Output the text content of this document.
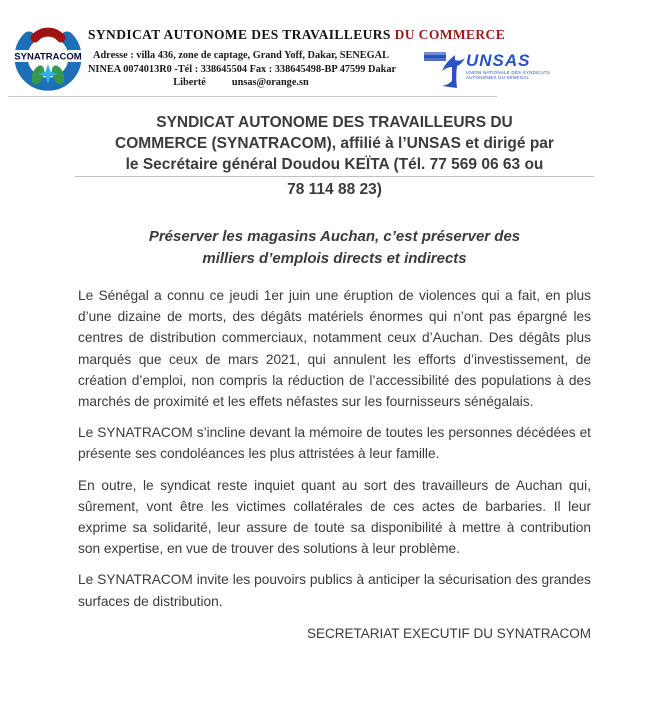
SYNATRACOM
SYNDICAT AUTONOME DES TRAVAILLEURS DU COMMERCE
Adresse : villa 436, zone de captage, Grand Yoff, Dakar, SENEGAL
NINEA 0074013R0 -Tél : 338645504 Fax : 338645498-BP 47599 Dakar
Liberté	unsas@orange.sn
UNSAS
UNION NATIONALE DES SYNDICATS
AUTONOMES DU SENEGAL
SYNDICAT AUTONOME DES TRAVAILLEURS DU
COMMERCE (SYNATRACOM), affilié à l’UNSAS et dirigé par
le Secrétaire général Doudou KEÏTA (Tél. 77 569 06 63 ou
78 114 88 23)
Préserver les magasins Auchan, c’est préserver des
milliers d’emplois directs et indirects

Le Sénégal a connu ce jeudi 1er juin une éruption de violences qui a fait, en plus d’une dizaine de morts, des dégâts matériels énormes qui n’ont pas épargné les centres de distribution commerciaux, notamment ceux d’Auchan. Des dégâts plus marqués que ceux de mars 2021, qui annulent les efforts d’investissement, de création d’emploi, non compris la réduction de l’accessibilité des populations à des marchés de proximité et les effets néfastes sur les fournisseurs sénégalais.

Le SYNATRACOM s’incline devant la mémoire de toutes les personnes décédées et présente ses condoléances les plus attristées à leur famille.

En outre, le syndicat reste inquiet quant au sort des travailleurs de Auchan qui, sûrement, vont être les victimes collatérales de ces actes de barbaries. Il leur exprime sa solidarité, leur assure de toute sa disponibilité à mettre à contribution son expertise, en vue de trouver des solutions à leur problème.

Le SYNATRACOM invite les pouvoirs publics à anticiper la sécurisation des grandes surfaces de distribution.

SECRETARIAT EXECUTIF DU SYNATRACOM
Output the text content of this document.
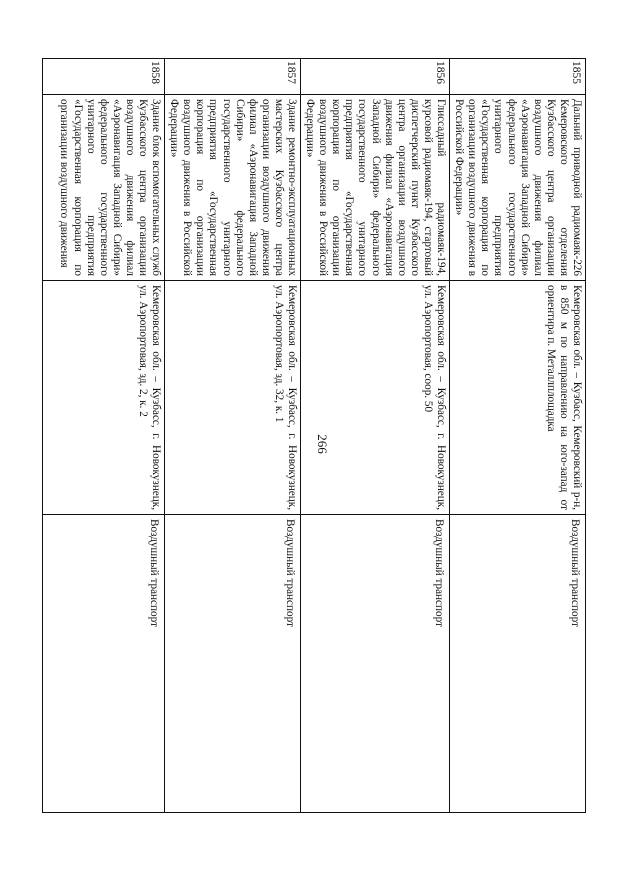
266
1855	Дальний приводной радиомаяк-226 Кемеровского отделения Кузбасского центра организации воздушного движения филиал «Аэронавигация Западной Сибири» федерального государственного унитарного предприятия «Государственная корпорация по организации воздушного движения в Российской Федерации»	Кемеровская обл. – Кузбасс, Кемеровский р-н, в 850 м по направлению на юго-запад от ориентира п. Металлплощадка	Воздушный транспорт
1856	Глиссадный радиомаяк-194, курсовой радиомаяк-194, стартовый диспетчерский пункт Кузбасского центра организации воздушного движения филиал «Аэронавигация Западной Сибири» федерального государственного унитарного предприятия «Государственная корпорация по организации воздушного движения в Российской Федерации»	Кемеровская обл. – Кузбасс, г. Новокузнецк, ул. Аэропортовая, соор. 50	Воздушный транспорт
1857	Здание ремонтно-эксплуатационных мастерских Кузбасского центра организации воздушного движения филиал «Аэронавигация Западной Сибири» федерального государственного унитарного предприятия «Государственная корпорация по организации воздушного движения в Российской Федерации»	Кемеровская обл. – Кузбасс, г. Новокузнецк, ул. Аэропортовая, зд. 32, к. 1	Воздушный транспорт
1858	Здание блок вспомогательных служб Кузбасского центра организации воздушного движения филиал «Аэронавигация Западной Сибири» федерального государственного унитарного предприятия «Государственная корпорация по организации воздушного движения	Кемеровская обл. – Кузбасс, г. Новокузнецк, ул. Аэропортовая, зд. 2, к. 2	Воздушный транспорт
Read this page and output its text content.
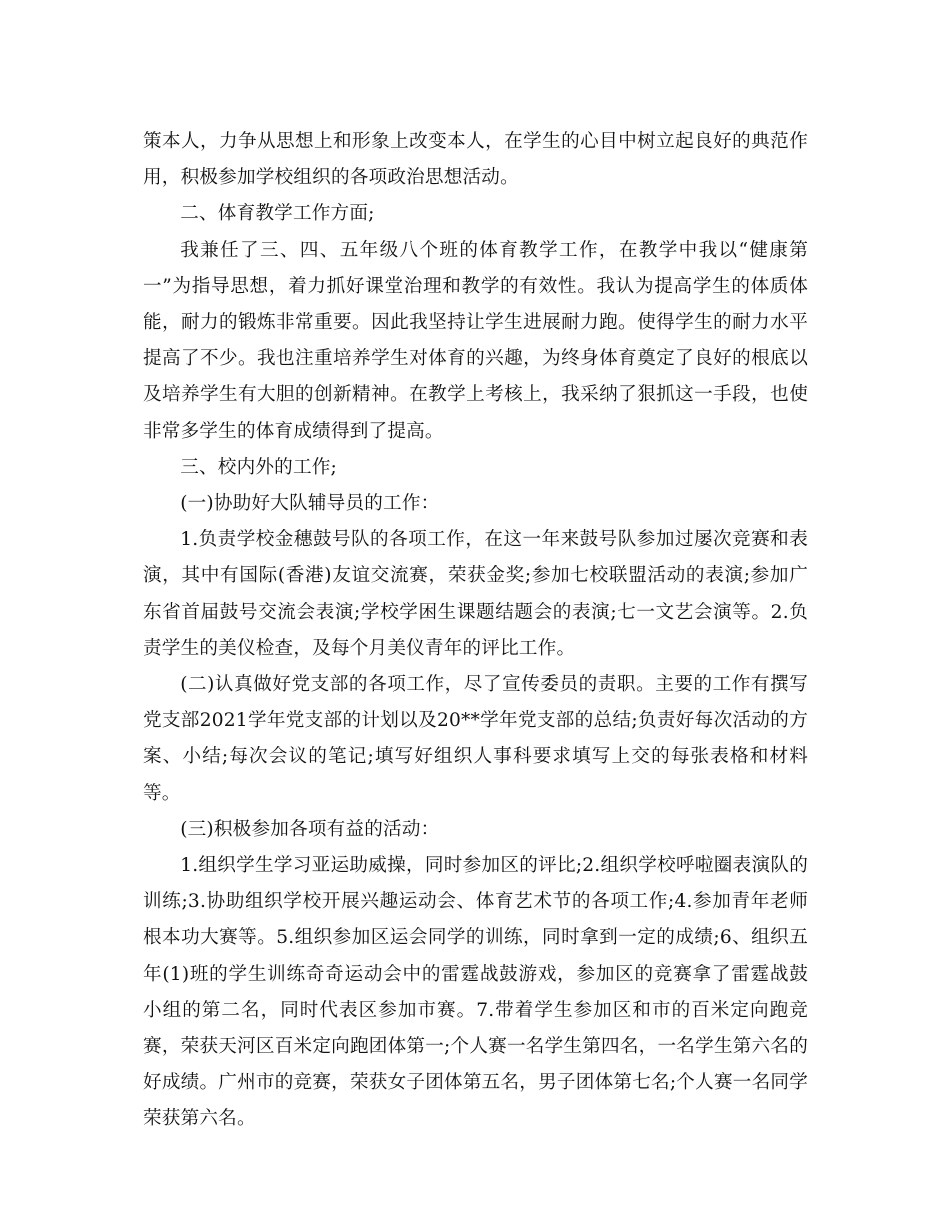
策本人，力争从思想上和形象上改变本人，在学生的心目中树立起良好的典范作用，积极参加学校组织的各项政治思想活动。

二、体育教学工作方面;

我兼任了三、四、五年级八个班的体育教学工作，在教学中我以“健康第一”为指导思想，着力抓好课堂治理和教学的有效性。我认为提高学生的体质体能，耐力的锻炼非常重要。因此我坚持让学生进展耐力跑。使得学生的耐力水平提高了不少。我也注重培养学生对体育的兴趣，为终身体育奠定了良好的根底以及培养学生有大胆的创新精神。在教学上考核上，我采纳了狠抓这一手段，也使非常多学生的体育成绩得到了提高。

三、校内外的工作;

(一)协助好大队辅导员的工作：

1.负责学校金穗鼓号队的各项工作，在这一年来鼓号队参加过屡次竞赛和表演，其中有国际(香港)友谊交流赛，荣获金奖;参加七校联盟活动的表演;参加广东省首届鼓号交流会表演;学校学困生课题结题会的表演;七一文艺会演等。2.负责学生的美仪检查，及每个月美仪青年的评比工作。

(二)认真做好党支部的各项工作，尽了宣传委员的责职。主要的工作有撰写党支部2021学年党支部的计划以及20**学年党支部的总结;负责好每次活动的方案、小结;每次会议的笔记;填写好组织人事科要求填写上交的每张表格和材料等。

(三)积极参加各项有益的活动：

1.组织学生学习亚运助威操，同时参加区的评比;2.组织学校呼啦圈表演队的训练;3.协助组织学校开展兴趣运动会、体育艺术节的各项工作;4.参加青年老师根本功大赛等。5.组织参加区运会同学的训练，同时拿到一定的成绩;6、组织五年(1)班的学生训练奇奇运动会中的雷霆战鼓游戏，参加区的竞赛拿了雷霆战鼓小组的第二名，同时代表区参加市赛。7.带着学生参加区和市的百米定向跑竞赛，荣获天河区百米定向跑团体第一;个人赛一名学生第四名，一名学生第六名的好成绩。广州市的竞赛，荣获女子团体第五名，男子团体第七名;个人赛一名同学荣获第六名。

##########

# TASK BRIEF
Give the count of lines that hold the word "Dakar", with nothing added.

# WRITTEN SOLUTION
2